### Data for the task

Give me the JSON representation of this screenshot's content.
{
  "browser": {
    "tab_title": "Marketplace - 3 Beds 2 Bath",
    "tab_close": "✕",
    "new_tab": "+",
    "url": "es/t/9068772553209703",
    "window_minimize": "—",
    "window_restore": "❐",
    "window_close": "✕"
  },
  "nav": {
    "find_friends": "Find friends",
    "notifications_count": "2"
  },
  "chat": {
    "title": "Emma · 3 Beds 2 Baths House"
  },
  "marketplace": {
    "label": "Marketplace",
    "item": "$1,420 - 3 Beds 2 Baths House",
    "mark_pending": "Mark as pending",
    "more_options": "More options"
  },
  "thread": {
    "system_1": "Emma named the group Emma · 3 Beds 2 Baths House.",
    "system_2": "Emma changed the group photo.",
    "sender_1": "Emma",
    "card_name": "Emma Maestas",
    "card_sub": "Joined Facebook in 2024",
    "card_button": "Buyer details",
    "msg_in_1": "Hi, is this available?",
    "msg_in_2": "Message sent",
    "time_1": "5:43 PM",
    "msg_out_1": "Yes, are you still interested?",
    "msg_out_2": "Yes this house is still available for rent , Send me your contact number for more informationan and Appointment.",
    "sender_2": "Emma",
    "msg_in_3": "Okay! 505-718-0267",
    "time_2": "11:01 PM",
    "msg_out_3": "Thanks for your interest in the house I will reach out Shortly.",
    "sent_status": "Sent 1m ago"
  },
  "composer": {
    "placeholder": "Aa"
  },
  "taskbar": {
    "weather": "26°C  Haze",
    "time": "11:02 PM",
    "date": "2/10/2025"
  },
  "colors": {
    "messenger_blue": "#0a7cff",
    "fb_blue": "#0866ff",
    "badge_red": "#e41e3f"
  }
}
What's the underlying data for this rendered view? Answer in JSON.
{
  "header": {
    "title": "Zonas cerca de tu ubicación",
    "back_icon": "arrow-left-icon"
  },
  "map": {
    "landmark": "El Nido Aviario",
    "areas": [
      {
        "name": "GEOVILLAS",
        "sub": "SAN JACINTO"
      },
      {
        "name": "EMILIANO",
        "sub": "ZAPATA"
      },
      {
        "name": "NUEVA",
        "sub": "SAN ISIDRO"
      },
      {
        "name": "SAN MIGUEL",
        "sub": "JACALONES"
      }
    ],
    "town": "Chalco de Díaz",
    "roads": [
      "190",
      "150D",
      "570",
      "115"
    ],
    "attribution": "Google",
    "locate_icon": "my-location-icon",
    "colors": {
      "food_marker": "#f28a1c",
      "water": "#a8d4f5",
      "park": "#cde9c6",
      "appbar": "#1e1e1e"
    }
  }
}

######

In the entries above, find every line with the word "JSON" and list it.

The output:
Give me the JSON representation of this screenshot's content.
What's the underlying data for this rendered view? Answer in JSON.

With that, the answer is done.